### STATED EXERCISE:
Output word for word the lines from the one with "Read out every word on this page." to the final line of the data, both ends included, but skip the pictures.

____________________

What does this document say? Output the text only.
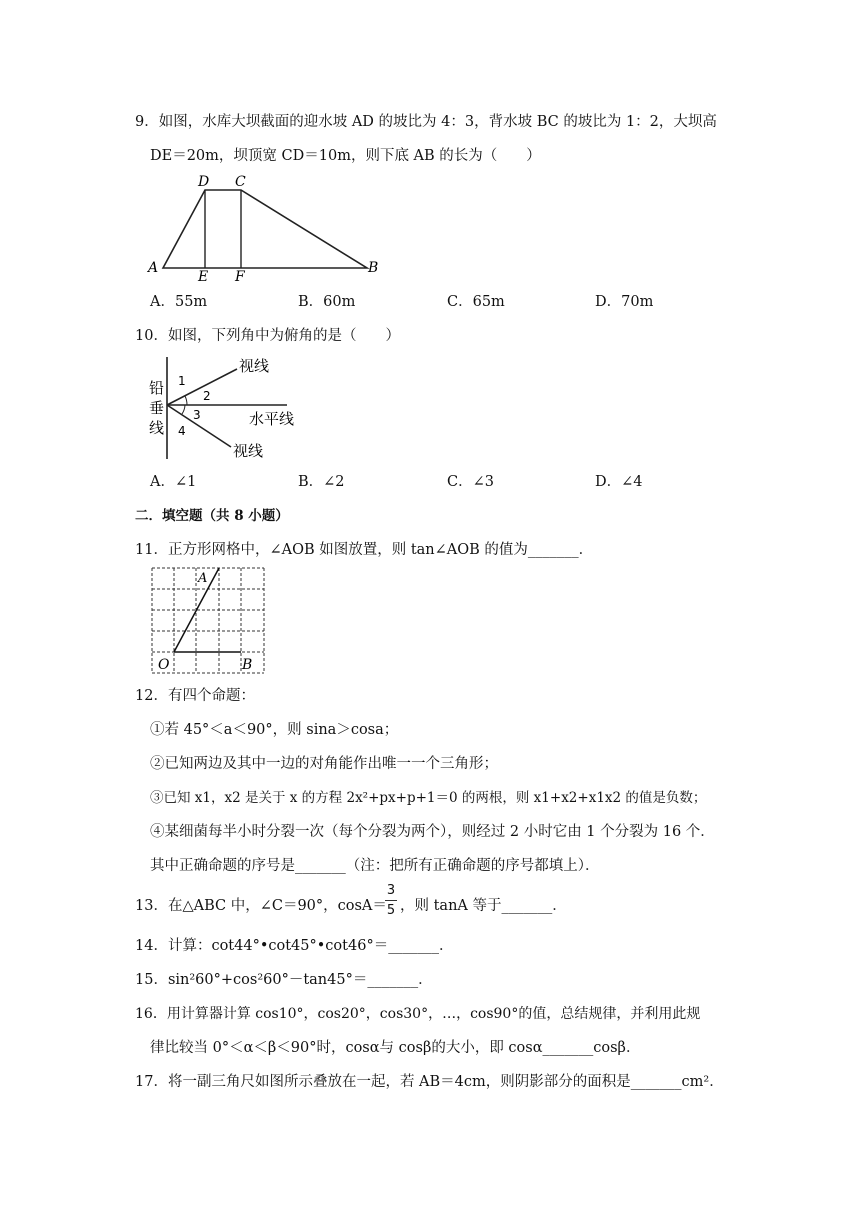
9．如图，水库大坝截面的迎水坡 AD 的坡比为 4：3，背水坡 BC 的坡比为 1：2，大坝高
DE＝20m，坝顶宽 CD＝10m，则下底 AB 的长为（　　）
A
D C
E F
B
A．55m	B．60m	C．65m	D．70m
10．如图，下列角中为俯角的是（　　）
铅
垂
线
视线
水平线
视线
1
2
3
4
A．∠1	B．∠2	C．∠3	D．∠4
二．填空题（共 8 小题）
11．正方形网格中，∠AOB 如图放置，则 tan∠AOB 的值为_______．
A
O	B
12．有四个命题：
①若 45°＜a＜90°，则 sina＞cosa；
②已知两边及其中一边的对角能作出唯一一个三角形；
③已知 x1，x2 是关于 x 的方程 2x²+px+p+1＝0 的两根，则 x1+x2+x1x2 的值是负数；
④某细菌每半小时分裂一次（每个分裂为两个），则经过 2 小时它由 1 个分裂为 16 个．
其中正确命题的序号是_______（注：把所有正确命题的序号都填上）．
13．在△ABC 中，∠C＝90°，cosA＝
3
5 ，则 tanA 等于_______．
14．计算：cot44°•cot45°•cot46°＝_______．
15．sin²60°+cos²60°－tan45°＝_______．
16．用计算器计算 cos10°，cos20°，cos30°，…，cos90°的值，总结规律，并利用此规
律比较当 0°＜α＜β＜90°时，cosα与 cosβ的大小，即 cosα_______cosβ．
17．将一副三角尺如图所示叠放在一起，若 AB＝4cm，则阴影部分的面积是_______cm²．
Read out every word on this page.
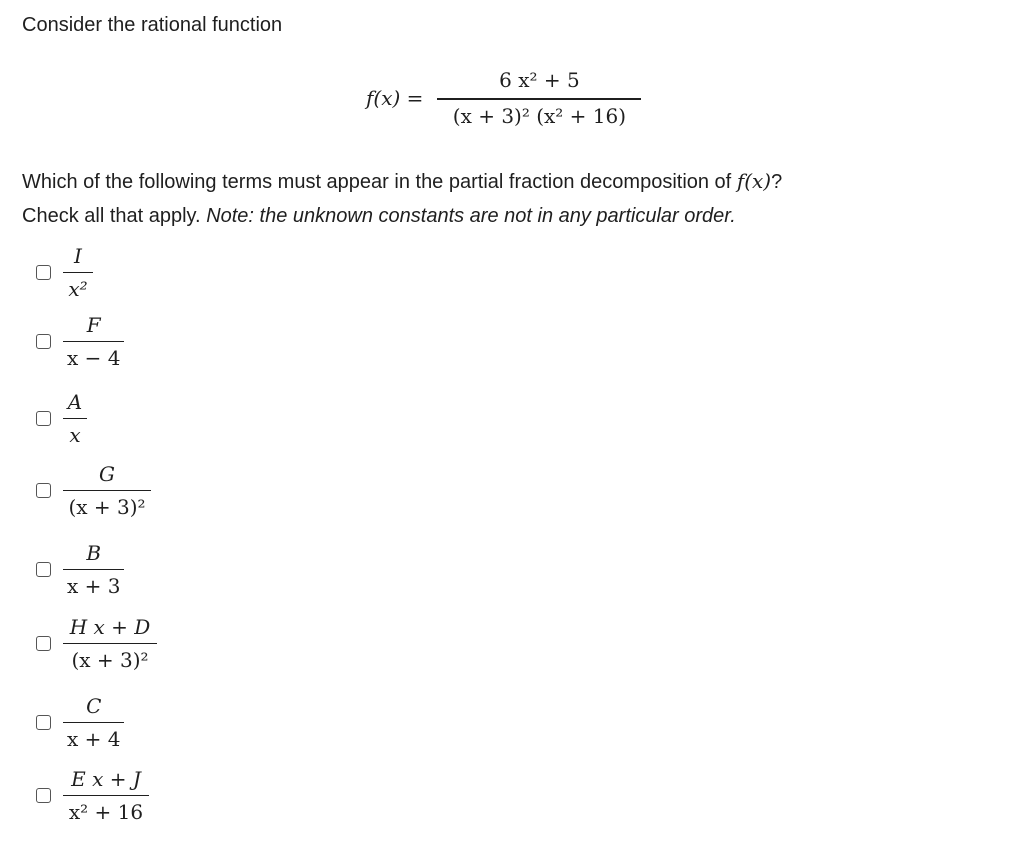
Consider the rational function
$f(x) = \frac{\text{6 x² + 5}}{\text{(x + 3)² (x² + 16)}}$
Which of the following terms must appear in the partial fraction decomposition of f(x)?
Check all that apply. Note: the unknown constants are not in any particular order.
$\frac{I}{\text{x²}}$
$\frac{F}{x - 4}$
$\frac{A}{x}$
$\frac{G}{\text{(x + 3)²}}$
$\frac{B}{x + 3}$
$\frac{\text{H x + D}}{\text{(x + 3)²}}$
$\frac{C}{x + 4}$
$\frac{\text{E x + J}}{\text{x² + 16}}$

____________________

### EXERCISE ANSWER:
Read out every word on this page.
Consider the rational function
$f(x) = \frac{\text{6 x² + 5}}{\text{(x + 3)² (x² + 16)}}$
Which of the following terms must appear in the partial fraction decomposition of f(x)?
Check all that apply. Note: the unknown constants are not in any particular order.
$\frac{I}{\text{x²}}$
$\frac{F}{x - 4}$
$\frac{A}{x}$
$\frac{G}{\text{(x + 3)²}}$
$\frac{B}{x + 3}$
$\frac{\text{H x + D}}{\text{(x + 3)²}}$
$\frac{C}{x + 4}$
$\frac{\text{E x + J}}{\text{x² + 16}}$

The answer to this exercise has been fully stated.